__Task prompt__
Gather up all lines that carry the word "deseas".

— Start Task input —

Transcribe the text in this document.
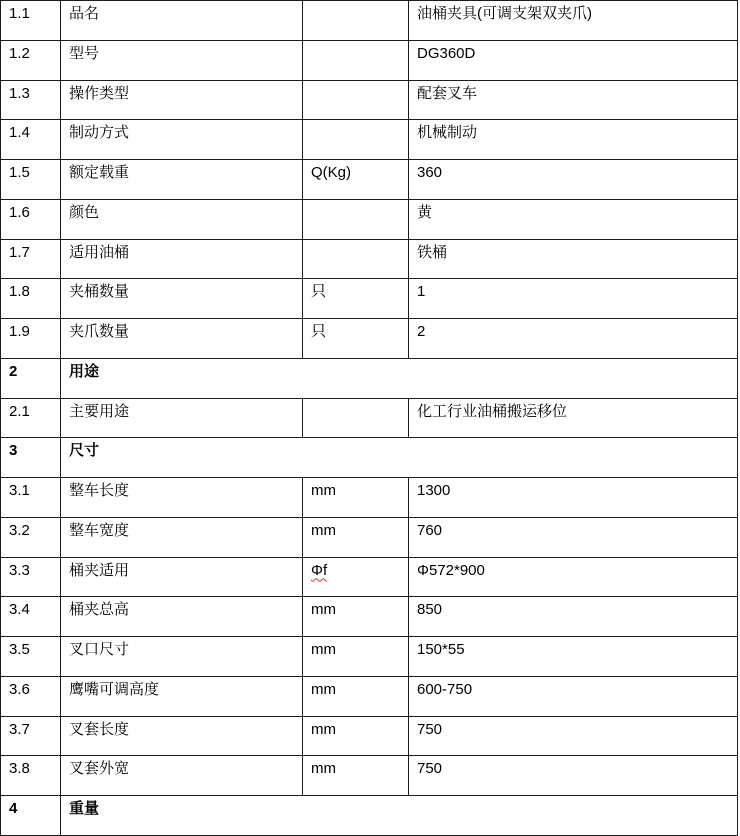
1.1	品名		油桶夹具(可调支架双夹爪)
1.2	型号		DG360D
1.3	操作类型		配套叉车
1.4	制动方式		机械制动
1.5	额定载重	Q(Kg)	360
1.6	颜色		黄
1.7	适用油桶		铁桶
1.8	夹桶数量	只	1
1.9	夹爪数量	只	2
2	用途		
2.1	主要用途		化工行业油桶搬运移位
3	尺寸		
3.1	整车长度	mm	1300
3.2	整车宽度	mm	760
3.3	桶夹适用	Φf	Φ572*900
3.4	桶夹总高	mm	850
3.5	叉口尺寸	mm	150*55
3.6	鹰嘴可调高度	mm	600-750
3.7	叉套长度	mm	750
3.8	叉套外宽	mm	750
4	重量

— End Task input —
— Start Task input —

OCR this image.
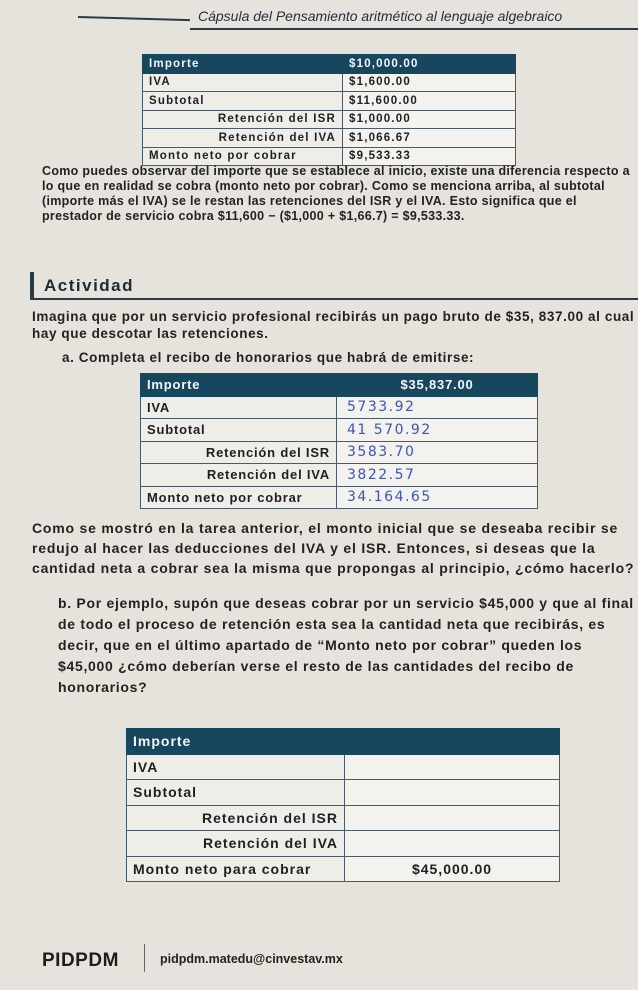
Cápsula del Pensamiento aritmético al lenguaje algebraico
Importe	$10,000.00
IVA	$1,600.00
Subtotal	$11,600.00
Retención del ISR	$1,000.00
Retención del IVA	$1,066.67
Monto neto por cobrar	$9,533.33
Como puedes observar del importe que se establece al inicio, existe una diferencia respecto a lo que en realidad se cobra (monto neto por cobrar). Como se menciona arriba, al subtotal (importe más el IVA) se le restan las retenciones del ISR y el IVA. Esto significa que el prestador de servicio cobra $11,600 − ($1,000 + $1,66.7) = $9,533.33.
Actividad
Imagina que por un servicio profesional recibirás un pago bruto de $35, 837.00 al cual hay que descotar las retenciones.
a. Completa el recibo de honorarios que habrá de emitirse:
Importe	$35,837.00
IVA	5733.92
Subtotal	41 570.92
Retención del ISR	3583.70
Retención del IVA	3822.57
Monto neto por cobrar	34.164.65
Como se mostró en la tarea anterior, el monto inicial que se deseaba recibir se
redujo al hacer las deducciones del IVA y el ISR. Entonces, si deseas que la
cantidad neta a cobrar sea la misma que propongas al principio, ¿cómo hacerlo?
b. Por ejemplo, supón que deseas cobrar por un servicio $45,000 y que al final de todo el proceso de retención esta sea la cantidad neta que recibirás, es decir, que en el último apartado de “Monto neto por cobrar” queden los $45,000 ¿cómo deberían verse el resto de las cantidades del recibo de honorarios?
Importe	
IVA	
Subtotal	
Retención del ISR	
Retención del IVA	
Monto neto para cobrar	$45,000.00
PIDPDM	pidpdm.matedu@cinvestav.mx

— End Task input —

__The output__
redujo al hacer las deducciones del IVA y el ISR. Entonces, si deseas que la
b. Por ejemplo, supón que deseas cobrar por un servicio $45,000 y que al final de todo el proceso de retención esta sea la cantidad neta que recibirás, es decir, que en el último apartado de “Monto neto por cobrar” queden los $45,000 ¿cómo deberían verse el resto de las cantidades del recibo de honorarios?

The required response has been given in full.